(Aim):
Make an exact transcription of the material, leaving out all images.

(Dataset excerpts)
-- Begin --
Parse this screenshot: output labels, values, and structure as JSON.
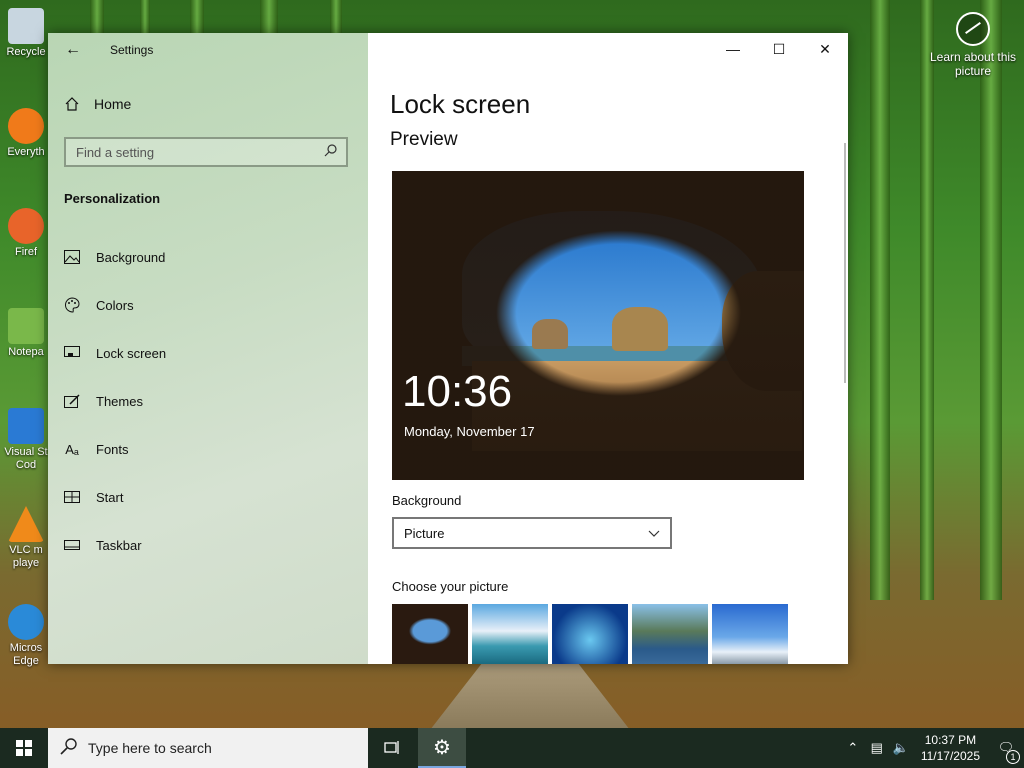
{
  "desktop": {
    "icons": [
      {
        "label": "Recycle",
        "color": "#c8d6e0"
      },
      {
        "label": "Everyth",
        "color": "#f07a1a"
      },
      {
        "label": "Firef",
        "color": "#e8642a"
      },
      {
        "label": "Notepa",
        "color": "#7ab84a"
      },
      {
        "label": "Visual St Cod",
        "color": "#2a7ad4"
      },
      {
        "label": "VLC m playe",
        "color": "#f08a1a"
      },
      {
        "label": "Micros Edge",
        "color": "#2a8ad8"
      }
    ],
    "learn_label": "Learn about this picture"
  },
  "window": {
    "title": "Settings",
    "nav": {
      "home": "Home",
      "search_placeholder": "Find a setting",
      "section": "Personalization",
      "items": [
        {
          "label": "Background",
          "icon": "image-icon"
        },
        {
          "label": "Colors",
          "icon": "palette-icon"
        },
        {
          "label": "Lock screen",
          "icon": "lock-screen-icon"
        },
        {
          "label": "Themes",
          "icon": "brush-icon"
        },
        {
          "label": "Fonts",
          "icon": "font-icon"
        },
        {
          "label": "Start",
          "icon": "start-icon"
        },
        {
          "label": "Taskbar",
          "icon": "taskbar-icon"
        }
      ]
    },
    "content": {
      "title": "Lock screen",
      "preview_heading": "Preview",
      "preview_time": "10:36",
      "preview_date": "Monday, November 17",
      "background_label": "Background",
      "background_value": "Picture",
      "choose_label": "Choose your picture"
    }
  },
  "taskbar": {
    "search_placeholder": "Type here to search",
    "time": "10:37 PM",
    "date": "11/17/2025",
    "notification_count": "1"
  },
  "colors": {
    "accent": "#7aa6e0",
    "taskbar": "#1b2a20",
    "nav_bg": "#c7dcc2"
  }
}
-- End --
(Output for this exercise):
Parse this screenshot: output labels, values, and structure as JSON.
{
  "desktop": {
    "icons": [
      {
        "label": "Recycle",
        "color": "#c8d6e0"
      },
      {
        "label": "Everyth",
        "color": "#f07a1a"
      },
      {
        "label": "Firef",
        "color": "#e8642a"
      },
      {
        "label": "Notepa",
        "color": "#7ab84a"
      },
      {
        "label": "Visual St Cod",
        "color": "#2a7ad4"
      },
      {
        "label": "VLC m playe",
        "color": "#f08a1a"
      },
      {
        "label": "Micros Edge",
        "color": "#2a8ad8"
      }
    ],
    "learn_label": "Learn about this picture"
  },
  "window": {
    "title": "Settings",
    "nav": {
      "home": "Home",
      "search_placeholder": "Find a setting",
      "section": "Personalization",
      "items": [
        {
          "label": "Background",
          "icon": "image-icon"
        },
        {
          "label": "Colors",
          "icon": "palette-icon"
        },
        {
          "label": "Lock screen",
          "icon": "lock-screen-icon"
        },
        {
          "label": "Themes",
          "icon": "brush-icon"
        },
        {
          "label": "Fonts",
          "icon": "font-icon"
        },
        {
          "label": "Start",
          "icon": "start-icon"
        },
        {
          "label": "Taskbar",
          "icon": "taskbar-icon"
        }
      ]
    },
    "content": {
      "title": "Lock screen",
      "preview_heading": "Preview",
      "preview_time": "10:36",
      "preview_date": "Monday, November 17",
      "background_label": "Background",
      "background_value": "Picture",
      "choose_label": "Choose your picture"
    }
  },
  "taskbar": {
    "search_placeholder": "Type here to search",
    "time": "10:37 PM",
    "date": "11/17/2025",
    "notification_count": "1"
  },
  "colors": {
    "accent": "#7aa6e0",
    "taskbar": "#1b2a20",
    "nav_bg": "#c7dcc2"
  }
}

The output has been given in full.